**DATA FOR PROCESSING:**

· · ·

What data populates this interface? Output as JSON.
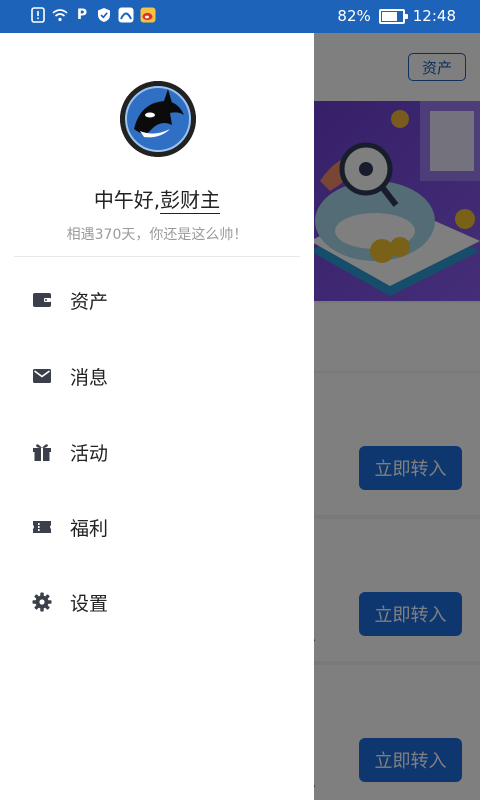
{
  "status_bar": {
    "battery": "82%",
    "battery_level": 0.82,
    "time": "12:48"
  },
  "background": {
    "asset_button": "资产",
    "transfer_buttons": [
      "立即转入",
      "立即转入",
      "立即转入"
    ],
    "partial_text": [
      "息",
      "息"
    ]
  },
  "drawer": {
    "greeting_prefix": "中午好,",
    "user_name": "彭财主",
    "subtitle": "相遇370天，你还是这么帅！",
    "menu": [
      {
        "label": "资产",
        "icon": "wallet-icon"
      },
      {
        "label": "消息",
        "icon": "mail-icon"
      },
      {
        "label": "活动",
        "icon": "gift-icon"
      },
      {
        "label": "福利",
        "icon": "ticket-icon"
      },
      {
        "label": "设置",
        "icon": "gear-icon"
      }
    ]
  },
  "colors": {
    "status_bar": "#1c63b9",
    "accent": "#1c6fe0",
    "icon": "#3a3f4a"
  }
}
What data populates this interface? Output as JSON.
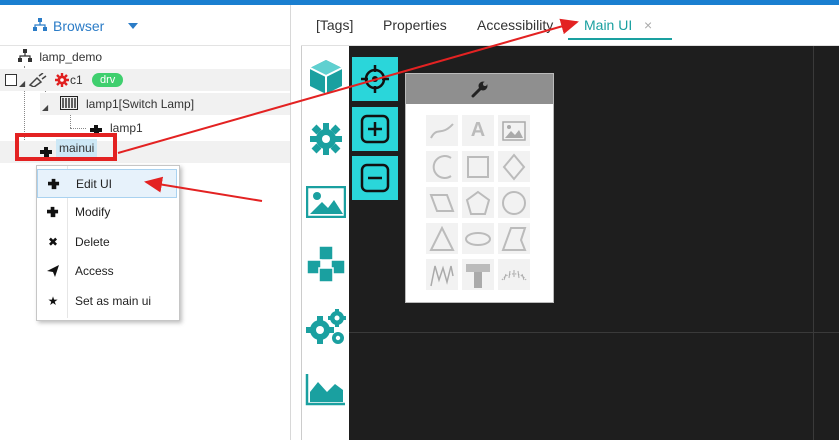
{
  "browser": {
    "title": "Browser"
  },
  "tree": {
    "root": "lamp_demo",
    "channel": "c1",
    "channel_badge": "drv",
    "device": "lamp1[Switch Lamp]",
    "tag": "lamp1",
    "ui": "mainui"
  },
  "context_menu": {
    "items": [
      {
        "label": "Edit UI",
        "icon": "puzzle-icon"
      },
      {
        "label": "Modify",
        "icon": "puzzle-icon"
      },
      {
        "label": "Delete",
        "icon": "close-icon"
      },
      {
        "label": "Access",
        "icon": "send-icon"
      },
      {
        "label": "Set as main ui",
        "icon": "star-icon"
      }
    ]
  },
  "tabs": {
    "items": [
      "[Tags]",
      "Properties",
      "Accessibility",
      "Main UI"
    ],
    "active": "Main UI",
    "close": "×"
  },
  "palette": {
    "text_tool": "A",
    "tools": [
      "line-tool-icon",
      "text-tool-icon",
      "image-tool-icon",
      "arc-tool-icon",
      "rect-tool-icon",
      "diamond-tool-icon",
      "parallelogram-tool-icon",
      "pentagon-tool-icon",
      "circle-tool-icon",
      "triangle-tool-icon",
      "ellipse-tool-icon",
      "trapezoid-tool-icon",
      "wave-tool-icon",
      "pipe-tool-icon",
      "gauge-tool-icon"
    ]
  },
  "colors": {
    "accent": "#2ad6da",
    "teal": "#1aa0a0",
    "highlight_red": "#e32222",
    "canvas": "#1e1e1e"
  }
}
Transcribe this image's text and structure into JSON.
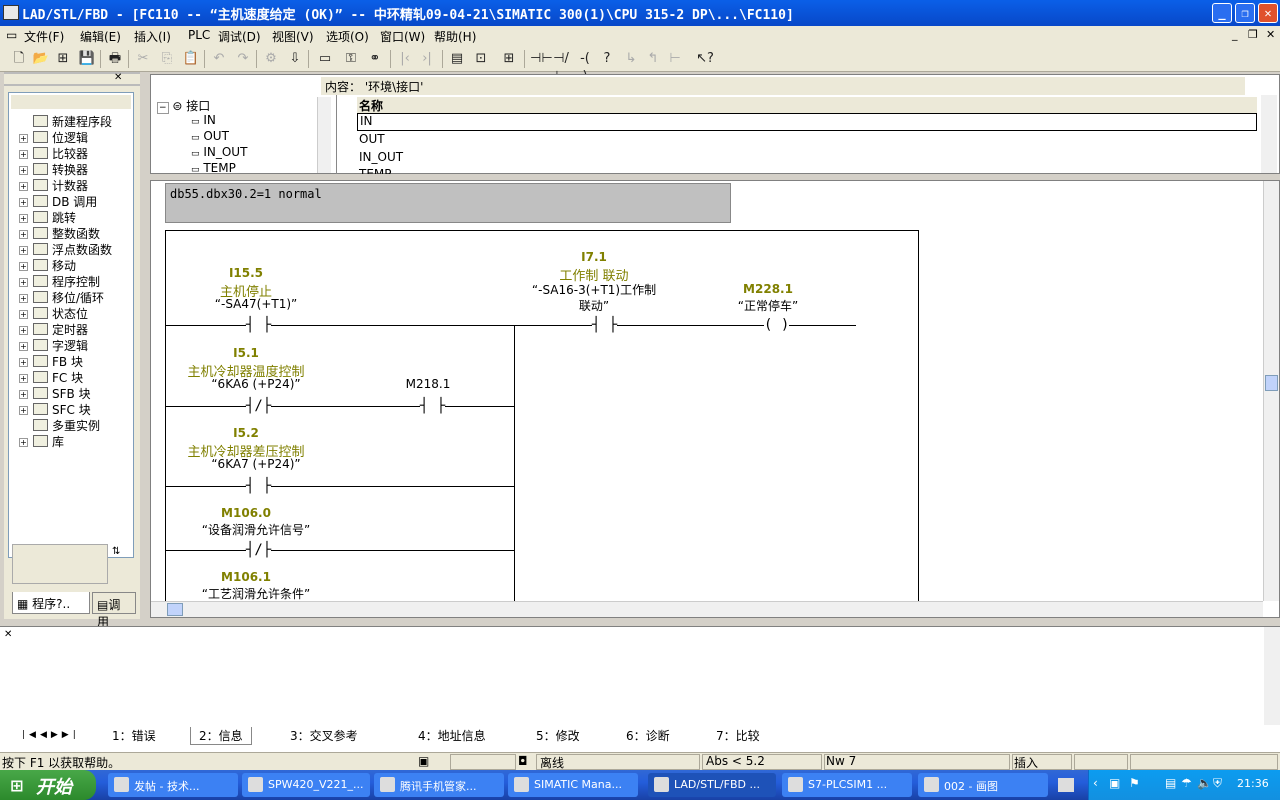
{
  "window": {
    "title": "LAD/STL/FBD  - [FC110 -- “主机速度给定 (OK)” -- 中环精轧09-04-21\\SIMATIC 300(1)\\CPU 315-2 DP\\...\\FC110]",
    "minimize": "_",
    "maximize": "❐",
    "close": "✕"
  },
  "menu": {
    "items": [
      "文件(F)",
      "编辑(E)",
      "插入(I)",
      "PLC",
      "调试(D)",
      "视图(V)",
      "选项(O)",
      "窗口(W)",
      "帮助(H)"
    ]
  },
  "tree": {
    "items": [
      {
        "label": "新建程序段",
        "icon": "NEW",
        "expand": ""
      },
      {
        "label": "位逻辑",
        "icon": "bit",
        "expand": "+"
      },
      {
        "label": "比较器",
        "icon": "cmp",
        "expand": "+"
      },
      {
        "label": "转换器",
        "icon": "cnv",
        "expand": "+"
      },
      {
        "label": "计数器",
        "icon": "cnt",
        "expand": "+"
      },
      {
        "label": "DB 调用",
        "icon": "DB",
        "expand": "+"
      },
      {
        "label": "跳转",
        "icon": "jmp",
        "expand": "+"
      },
      {
        "label": "整数函数",
        "icon": "int",
        "expand": "+"
      },
      {
        "label": "浮点数函数",
        "icon": "flt",
        "expand": "+"
      },
      {
        "label": "移动",
        "icon": "mov",
        "expand": "+"
      },
      {
        "label": "程序控制",
        "icon": "prg",
        "expand": "+"
      },
      {
        "label": "移位/循环",
        "icon": "shf",
        "expand": "+"
      },
      {
        "label": "状态位",
        "icon": "sts",
        "expand": "+"
      },
      {
        "label": "定时器",
        "icon": "tim",
        "expand": "+"
      },
      {
        "label": "字逻辑",
        "icon": "wrd",
        "expand": "+"
      },
      {
        "label": "FB 块",
        "icon": "FB",
        "expand": "+"
      },
      {
        "label": "FC 块",
        "icon": "FC",
        "expand": "+"
      },
      {
        "label": "SFB 块",
        "icon": "SFB",
        "expand": "+"
      },
      {
        "label": "SFC 块",
        "icon": "SFC",
        "expand": "+"
      },
      {
        "label": "多重实例",
        "icon": "multi",
        "expand": ""
      },
      {
        "label": "库",
        "icon": "lib",
        "expand": "+"
      }
    ],
    "tab_program": "程序?..",
    "tab_call": "调用"
  },
  "interface": {
    "content_label": "内容：  '环境\\接口'",
    "root": "接口",
    "left_items": [
      "IN",
      "OUT",
      "IN_OUT",
      "TEMP"
    ],
    "column_name": "名称",
    "right_items": [
      "IN",
      "OUT",
      "IN_OUT",
      "TEMP"
    ]
  },
  "network": {
    "comment": "db55.dbx30.2=1 normal",
    "elements": [
      {
        "addr": "I15.5",
        "sym": "主机停止",
        "cmt": "“-SA47(+T1)”",
        "type": "NO"
      },
      {
        "addr": "I7.1",
        "sym": "工作制 联动",
        "cmt": "“-SA16-3(+T1)工作制",
        "cmt2": "联动”",
        "type": "NO"
      },
      {
        "addr": "M228.1",
        "sym": "",
        "cmt": "“正常停车”",
        "type": "coil"
      },
      {
        "addr": "I5.1",
        "sym": "主机冷却器温度控制",
        "cmt": "“6KA6 (+P24)”",
        "type": "NC"
      },
      {
        "addr": "M218.1",
        "sym": "",
        "cmt": "",
        "type": "NO"
      },
      {
        "addr": "I5.2",
        "sym": "主机冷却器差压控制",
        "cmt": "“6KA7 (+P24)”",
        "type": "NO"
      },
      {
        "addr": "M106.0",
        "sym": "",
        "cmt": "“设备润滑允许信号”",
        "type": "NC"
      },
      {
        "addr": "M106.1",
        "sym": "",
        "cmt": "“工艺润滑允许条件”",
        "type": "NC"
      }
    ]
  },
  "output": {
    "tabs": [
      "1：错误",
      "2：信息",
      "3：交叉参考",
      "4：地址信息",
      "5：修改",
      "6：诊断",
      "7：比较"
    ],
    "active_tab": 1
  },
  "status": {
    "help": "按下 F1 以获取帮助。",
    "mode": "离线",
    "abs": "Abs < 5.2",
    "nw": "Nw 7",
    "insert": "插入"
  },
  "taskbar": {
    "start": "开始",
    "tasks": [
      "发帖 - 技术...",
      "SPW420_V221_...",
      "腾讯手机管家...",
      "SIMATIC Mana...",
      "LAD/STL/FBD ...",
      "S7-PLCSIM1  ...",
      "002 - 画图"
    ],
    "active_task": 4,
    "clock": "21:36"
  },
  "colors": {
    "titlebar": "#0a5fe8",
    "operand": "#808000",
    "taskbar": "#245edb",
    "start": "#3c9a3c"
  }
}
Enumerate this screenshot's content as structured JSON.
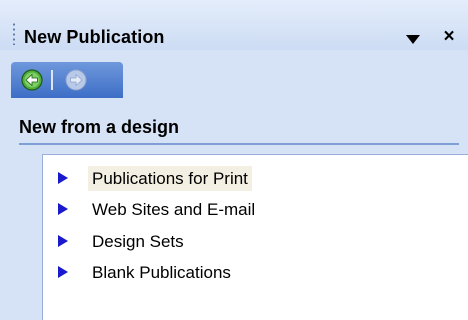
{
  "pane": {
    "title": "New Publication",
    "dropdown_icon": "triangle-down-icon",
    "close_label": "×"
  },
  "nav": {
    "back_icon": "back-arrow-icon",
    "forward_icon": "forward-arrow-icon",
    "back_enabled": true,
    "forward_enabled": false
  },
  "section": {
    "heading": "New from a design"
  },
  "list": {
    "bullet_icon": "triangle-right-icon",
    "bullet_color": "#1a1acc",
    "selected_index": 0,
    "items": [
      {
        "label": "Publications for Print"
      },
      {
        "label": "Web Sites and E-mail"
      },
      {
        "label": "Design Sets"
      },
      {
        "label": "Blank Publications"
      }
    ]
  },
  "colors": {
    "pane_background": "#d6e2f6",
    "nav_bar": "#4a7acc",
    "selected_background": "#f3efe2"
  }
}
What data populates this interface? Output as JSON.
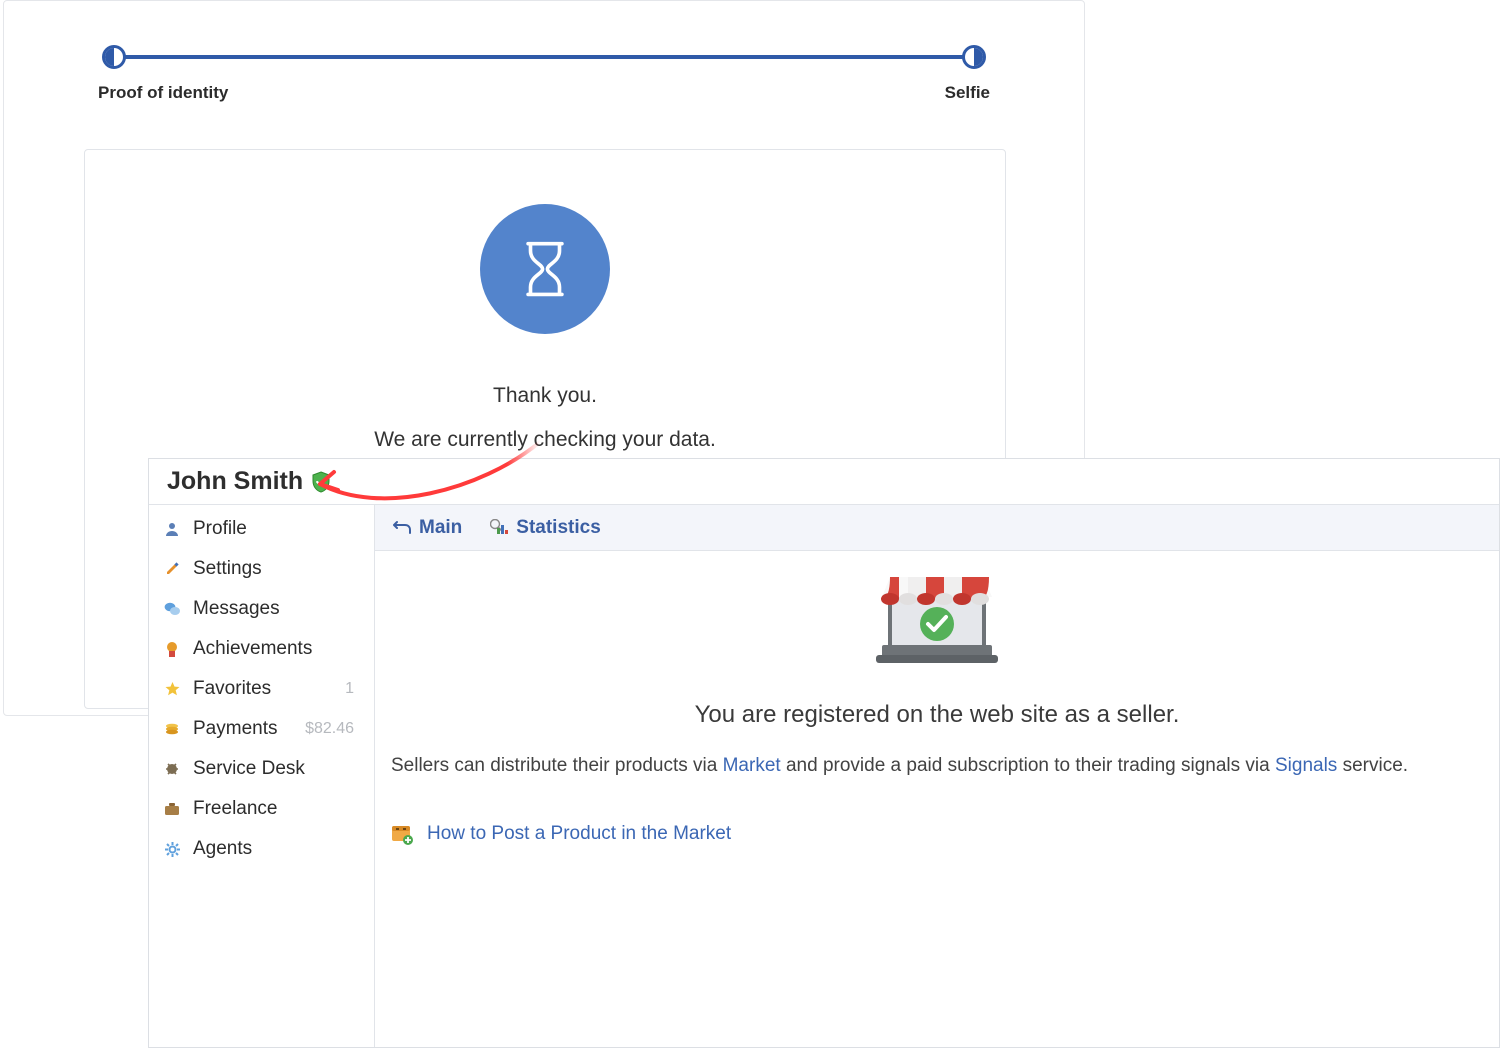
{
  "progress": {
    "step1": "Proof of identity",
    "step2": "Selfie"
  },
  "verify_card": {
    "title": "Thank you.",
    "subtitle": "We are currently checking your data."
  },
  "profile": {
    "username": "John Smith",
    "sidebar": {
      "profile": {
        "label": "Profile"
      },
      "settings": {
        "label": "Settings"
      },
      "messages": {
        "label": "Messages"
      },
      "achievements": {
        "label": "Achievements"
      },
      "favorites": {
        "label": "Favorites",
        "count": "1"
      },
      "payments": {
        "label": "Payments",
        "amount": "$82.46"
      },
      "servicedesk": {
        "label": "Service Desk"
      },
      "freelance": {
        "label": "Freelance"
      },
      "agents": {
        "label": "Agents"
      }
    },
    "toolbar": {
      "main": "Main",
      "stats": "Statistics"
    },
    "content": {
      "seller_heading": "You are registered on the web site as a seller.",
      "seller_desc_1": "Sellers can distribute their products via ",
      "seller_desc_link1": "Market",
      "seller_desc_2": " and provide a paid subscription to their trading signals via ",
      "seller_desc_link2": "Signals",
      "seller_desc_3": " service.",
      "howto_label": "How to Post a Product in the Market"
    }
  }
}
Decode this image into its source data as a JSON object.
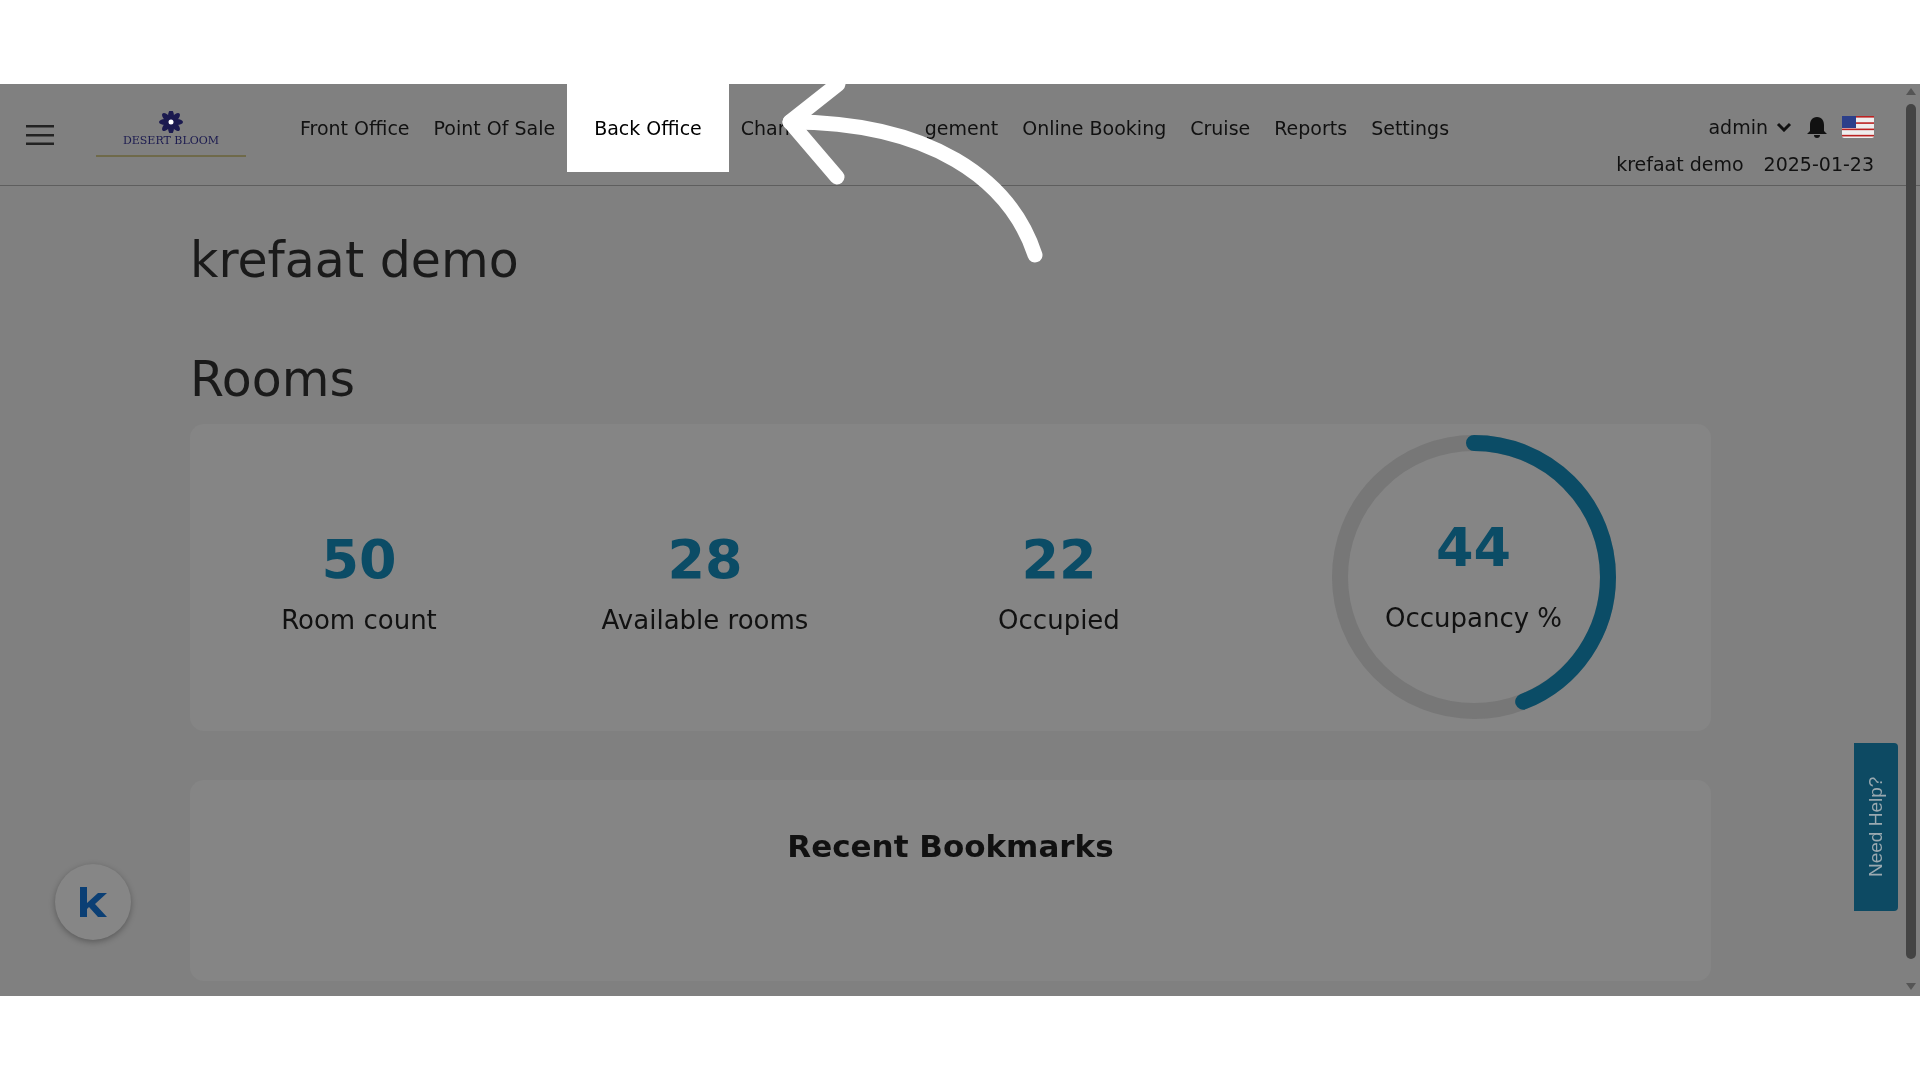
{
  "logo": {
    "text": "DESERT BLOOM"
  },
  "nav": {
    "items": [
      {
        "label": "Front Office",
        "selected": false
      },
      {
        "label": "Point Of Sale",
        "selected": false
      },
      {
        "label": "Back Office",
        "selected": true
      },
      {
        "label": "Chan",
        "label_end": "gement",
        "selected": false
      },
      {
        "label": "Online Booking",
        "selected": false
      },
      {
        "label": "Cruise",
        "selected": false
      },
      {
        "label": "Reports",
        "selected": false
      },
      {
        "label": "Settings",
        "selected": false
      }
    ]
  },
  "user": {
    "name": "admin"
  },
  "property": "krefaat demo",
  "date": "2025-01-23",
  "page_title": "krefaat demo",
  "section_title": "Rooms",
  "stats": [
    {
      "value": "50",
      "label": "Room count"
    },
    {
      "value": "28",
      "label": "Available rooms"
    },
    {
      "value": "22",
      "label": "Occupied"
    }
  ],
  "occupancy": {
    "value": "44",
    "label": "Occupancy %",
    "level": 0.44
  },
  "bookmarks": {
    "title": "Recent Bookmarks"
  },
  "help_tab": {
    "label": "Need Help?"
  }
}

· · ·

**STATED GOAL:** Find the word "mail" and list each line it appears in.

**RESPONSE FOR THIS EXERCISE:**
        "icon": "mail-icon"
        "label": "Web Sites and E-mail"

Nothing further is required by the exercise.